• Supplied data:

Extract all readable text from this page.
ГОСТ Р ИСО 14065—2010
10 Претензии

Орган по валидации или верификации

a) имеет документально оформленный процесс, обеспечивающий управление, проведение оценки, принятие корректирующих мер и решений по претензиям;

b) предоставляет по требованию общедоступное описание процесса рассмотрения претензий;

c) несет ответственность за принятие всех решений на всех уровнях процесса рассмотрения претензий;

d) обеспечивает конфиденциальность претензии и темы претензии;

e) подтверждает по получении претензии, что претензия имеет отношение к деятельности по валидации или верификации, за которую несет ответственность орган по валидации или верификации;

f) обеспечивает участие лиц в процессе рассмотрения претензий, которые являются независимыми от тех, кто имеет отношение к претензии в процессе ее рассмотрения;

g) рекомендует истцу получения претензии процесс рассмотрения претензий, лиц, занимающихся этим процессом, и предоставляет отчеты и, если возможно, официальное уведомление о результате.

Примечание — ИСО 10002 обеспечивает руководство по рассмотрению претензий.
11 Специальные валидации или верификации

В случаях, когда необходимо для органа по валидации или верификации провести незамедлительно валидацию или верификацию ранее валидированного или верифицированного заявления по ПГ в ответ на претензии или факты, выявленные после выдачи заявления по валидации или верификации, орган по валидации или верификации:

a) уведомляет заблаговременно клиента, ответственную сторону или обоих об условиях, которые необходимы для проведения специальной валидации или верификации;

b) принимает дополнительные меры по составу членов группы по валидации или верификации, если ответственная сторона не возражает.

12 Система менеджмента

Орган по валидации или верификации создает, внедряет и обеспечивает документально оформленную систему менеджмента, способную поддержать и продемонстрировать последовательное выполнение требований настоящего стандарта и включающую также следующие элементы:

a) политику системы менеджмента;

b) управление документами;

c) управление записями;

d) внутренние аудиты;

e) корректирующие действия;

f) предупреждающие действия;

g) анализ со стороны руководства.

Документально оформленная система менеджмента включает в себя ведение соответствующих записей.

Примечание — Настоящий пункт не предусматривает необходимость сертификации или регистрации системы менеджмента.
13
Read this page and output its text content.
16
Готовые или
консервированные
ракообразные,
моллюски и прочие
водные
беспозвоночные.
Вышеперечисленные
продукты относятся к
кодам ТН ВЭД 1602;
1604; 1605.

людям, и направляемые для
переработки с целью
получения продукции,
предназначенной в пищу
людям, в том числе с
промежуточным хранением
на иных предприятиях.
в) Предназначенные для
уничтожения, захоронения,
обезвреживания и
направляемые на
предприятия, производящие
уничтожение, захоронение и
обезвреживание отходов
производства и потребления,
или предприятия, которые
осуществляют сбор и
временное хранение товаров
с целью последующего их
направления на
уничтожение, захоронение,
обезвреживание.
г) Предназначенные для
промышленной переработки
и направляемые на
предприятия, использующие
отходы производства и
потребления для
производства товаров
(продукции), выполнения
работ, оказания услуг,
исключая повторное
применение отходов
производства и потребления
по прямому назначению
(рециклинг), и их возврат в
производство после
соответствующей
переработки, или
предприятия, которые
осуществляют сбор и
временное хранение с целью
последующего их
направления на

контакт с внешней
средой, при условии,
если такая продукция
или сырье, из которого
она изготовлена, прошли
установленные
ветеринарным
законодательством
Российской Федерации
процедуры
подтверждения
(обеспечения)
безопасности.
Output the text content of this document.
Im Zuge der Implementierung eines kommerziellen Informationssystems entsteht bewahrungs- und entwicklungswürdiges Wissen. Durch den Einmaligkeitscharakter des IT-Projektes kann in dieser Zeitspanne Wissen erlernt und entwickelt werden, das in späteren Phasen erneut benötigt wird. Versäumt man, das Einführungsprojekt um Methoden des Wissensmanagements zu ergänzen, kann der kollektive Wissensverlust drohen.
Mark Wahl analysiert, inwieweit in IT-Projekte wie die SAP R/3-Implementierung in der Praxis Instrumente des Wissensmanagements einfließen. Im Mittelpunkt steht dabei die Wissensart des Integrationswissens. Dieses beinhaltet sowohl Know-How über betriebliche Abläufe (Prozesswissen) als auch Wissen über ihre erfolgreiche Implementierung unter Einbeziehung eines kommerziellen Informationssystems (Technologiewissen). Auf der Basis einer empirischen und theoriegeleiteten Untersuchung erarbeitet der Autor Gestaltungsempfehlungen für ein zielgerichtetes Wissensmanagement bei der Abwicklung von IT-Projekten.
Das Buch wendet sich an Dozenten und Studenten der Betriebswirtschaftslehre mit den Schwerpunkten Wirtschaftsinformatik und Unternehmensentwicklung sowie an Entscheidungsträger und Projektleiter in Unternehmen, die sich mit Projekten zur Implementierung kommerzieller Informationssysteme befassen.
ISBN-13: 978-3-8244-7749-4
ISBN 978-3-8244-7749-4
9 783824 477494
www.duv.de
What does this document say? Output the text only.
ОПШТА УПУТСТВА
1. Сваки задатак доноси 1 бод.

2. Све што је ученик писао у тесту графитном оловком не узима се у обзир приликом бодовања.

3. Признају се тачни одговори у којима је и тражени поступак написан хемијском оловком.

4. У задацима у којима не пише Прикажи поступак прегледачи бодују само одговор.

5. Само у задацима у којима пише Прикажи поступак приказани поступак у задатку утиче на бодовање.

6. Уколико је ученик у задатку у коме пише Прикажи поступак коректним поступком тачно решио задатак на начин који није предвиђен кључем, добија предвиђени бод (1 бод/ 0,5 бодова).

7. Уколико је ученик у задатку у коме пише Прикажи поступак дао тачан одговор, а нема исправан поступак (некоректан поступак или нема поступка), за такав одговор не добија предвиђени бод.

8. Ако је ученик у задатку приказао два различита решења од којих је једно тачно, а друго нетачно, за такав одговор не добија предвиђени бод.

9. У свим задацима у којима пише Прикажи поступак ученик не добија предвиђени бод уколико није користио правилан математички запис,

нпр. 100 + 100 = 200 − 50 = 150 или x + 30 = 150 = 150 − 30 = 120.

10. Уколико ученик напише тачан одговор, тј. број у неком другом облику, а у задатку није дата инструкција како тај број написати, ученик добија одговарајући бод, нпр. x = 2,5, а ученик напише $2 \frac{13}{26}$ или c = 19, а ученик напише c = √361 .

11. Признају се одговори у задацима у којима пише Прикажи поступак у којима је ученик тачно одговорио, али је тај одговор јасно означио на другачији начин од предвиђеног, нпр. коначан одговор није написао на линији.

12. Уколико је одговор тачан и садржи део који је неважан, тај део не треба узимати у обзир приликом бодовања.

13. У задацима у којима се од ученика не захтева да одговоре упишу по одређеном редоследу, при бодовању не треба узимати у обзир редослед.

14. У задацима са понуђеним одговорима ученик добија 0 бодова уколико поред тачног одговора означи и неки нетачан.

• Stated problem: Quote all of the entries exactly as they appear.

• The response:
Extract all readable text from this page.
ГОСТ Р ИСО 14065—2010
10 Претензии

Орган по валидации или верификации

a) имеет документально оформленный процесс, обеспечивающий управление, проведение оценки, принятие корректирующих мер и решений по претензиям;

b) предоставляет по требованию общедоступное описание процесса рассмотрения претензий;

c) несет ответственность за принятие всех решений на всех уровнях процесса рассмотрения претензий;

d) обеспечивает конфиденциальность претензии и темы претензии;

e) подтверждает по получении претензии, что претензия имеет отношение к деятельности по валидации или верификации, за которую несет ответственность орган по валидации или верификации;

f) обеспечивает участие лиц в процессе рассмотрения претензий, которые являются независимыми от тех, кто имеет отношение к претензии в процессе ее рассмотрения;

g) рекомендует истцу получения претензии процесс рассмотрения претензий, лиц, занимающихся этим процессом, и предоставляет отчеты и, если возможно, официальное уведомление о результате.

Примечание — ИСО 10002 обеспечивает руководство по рассмотрению претензий.
11 Специальные валидации или верификации

В случаях, когда необходимо для органа по валидации или верификации провести незамедлительно валидацию или верификацию ранее валидированного или верифицированного заявления по ПГ в ответ на претензии или факты, выявленные после выдачи заявления по валидации или верификации, орган по валидации или верификации:

a) уведомляет заблаговременно клиента, ответственную сторону или обоих об условиях, которые необходимы для проведения специальной валидации или верификации;

b) принимает дополнительные меры по составу членов группы по валидации или верификации, если ответственная сторона не возражает.

12 Система менеджмента

Орган по валидации или верификации создает, внедряет и обеспечивает документально оформленную систему менеджмента, способную поддержать и продемонстрировать последовательное выполнение требований настоящего стандарта и включающую также следующие элементы:

a) политику системы менеджмента;

b) управление документами;

c) управление записями;

d) внутренние аудиты;

e) корректирующие действия;

f) предупреждающие действия;

g) анализ со стороны руководства.

Документально оформленная система менеджмента включает в себя ведение соответствующих записей.

Примечание — Настоящий пункт не предусматривает необходимость сертификации или регистрации системы менеджмента.
13
Read this page and output its text content.
16
Готовые или
консервированные
ракообразные,
моллюски и прочие
водные
беспозвоночные.
Вышеперечисленные
продукты относятся к
кодам ТН ВЭД 1602;
1604; 1605.

людям, и направляемые для
переработки с целью
получения продукции,
предназначенной в пищу
людям, в том числе с
промежуточным хранением
на иных предприятиях.
в) Предназначенные для
уничтожения, захоронения,
обезвреживания и
направляемые на
предприятия, производящие
уничтожение, захоронение и
обезвреживание отходов
производства и потребления,
или предприятия, которые
осуществляют сбор и
временное хранение товаров
с целью последующего их
направления на
уничтожение, захоронение,
обезвреживание.
г) Предназначенные для
промышленной переработки
и направляемые на
предприятия, использующие
отходы производства и
потребления для
производства товаров
(продукции), выполнения
работ, оказания услуг,
исключая повторное
применение отходов
производства и потребления
по прямому назначению
(рециклинг), и их возврат в
производство после
соответствующей
переработки, или
предприятия, которые
осуществляют сбор и
временное хранение с целью
последующего их
направления на

контакт с внешней
средой, при условии,
если такая продукция
или сырье, из которого
она изготовлена, прошли
установленные
ветеринарным
законодательством
Российской Федерации
процедуры
подтверждения
(обеспечения)
безопасности.
Output the text content of this document.
Im Zuge der Implementierung eines kommerziellen Informationssystems entsteht bewahrungs- und entwicklungswürdiges Wissen. Durch den Einmaligkeitscharakter des IT-Projektes kann in dieser Zeitspanne Wissen erlernt und entwickelt werden, das in späteren Phasen erneut benötigt wird. Versäumt man, das Einführungsprojekt um Methoden des Wissensmanagements zu ergänzen, kann der kollektive Wissensverlust drohen.
Mark Wahl analysiert, inwieweit in IT-Projekte wie die SAP R/3-Implementierung in der Praxis Instrumente des Wissensmanagements einfließen. Im Mittelpunkt steht dabei die Wissensart des Integrationswissens. Dieses beinhaltet sowohl Know-How über betriebliche Abläufe (Prozesswissen) als auch Wissen über ihre erfolgreiche Implementierung unter Einbeziehung eines kommerziellen Informationssystems (Technologiewissen). Auf der Basis einer empirischen und theoriegeleiteten Untersuchung erarbeitet der Autor Gestaltungsempfehlungen für ein zielgerichtetes Wissensmanagement bei der Abwicklung von IT-Projekten.
Das Buch wendet sich an Dozenten und Studenten der Betriebswirtschaftslehre mit den Schwerpunkten Wirtschaftsinformatik und Unternehmensentwicklung sowie an Entscheidungsträger und Projektleiter in Unternehmen, die sich mit Projekten zur Implementierung kommerzieller Informationssysteme befassen.
ISBN-13: 978-3-8244-7749-4
ISBN 978-3-8244-7749-4
9 783824 477494
www.duv.de
What does this document say? Output the text only.
ОПШТА УПУТСТВА
1. Сваки задатак доноси 1 бод.

2. Све што је ученик писао у тесту графитном оловком не узима се у обзир приликом бодовања.

3. Признају се тачни одговори у којима је и тражени поступак написан хемијском оловком.

4. У задацима у којима не пише Прикажи поступак прегледачи бодују само одговор.

5. Само у задацима у којима пише Прикажи поступак приказани поступак у задатку утиче на бодовање.

6. Уколико је ученик у задатку у коме пише Прикажи поступак коректним поступком тачно решио задатак на начин који није предвиђен кључем, добија предвиђени бод (1 бод/ 0,5 бодова).

7. Уколико је ученик у задатку у коме пише Прикажи поступак дао тачан одговор, а нема исправан поступак (некоректан поступак или нема поступка), за такав одговор не добија предвиђени бод.

8. Ако је ученик у задатку приказао два различита решења од којих је једно тачно, а друго нетачно, за такав одговор не добија предвиђени бод.

9. У свим задацима у којима пише Прикажи поступак ученик не добија предвиђени бод уколико није користио правилан математички запис,

нпр. 100 + 100 = 200 − 50 = 150 или x + 30 = 150 = 150 − 30 = 120.

10. Уколико ученик напише тачан одговор, тј. број у неком другом облику, а у задатку није дата инструкција како тај број написати, ученик добија одговарајући бод, нпр. x = 2,5, а ученик напише $2 \frac{13}{26}$ или c = 19, а ученик напише c = √361 .

11. Признају се одговори у задацима у којима пише Прикажи поступак у којима је ученик тачно одговорио, али је тај одговор јасно означио на другачији начин од предвиђеног, нпр. коначан одговор није написао на линији.

12. Уколико је одговор тачан и садржи део који је неважан, тај део не треба узимати у обзир приликом бодовања.

13. У задацима у којима се од ученика не захтева да одговоре упишу по одређеном редоследу, при бодовању не треба узимати у обзир редослед.

14. У задацима са понуђеним одговорима ученик добија 0 бодова уколико поред тачног одговора означи и неки нетачан.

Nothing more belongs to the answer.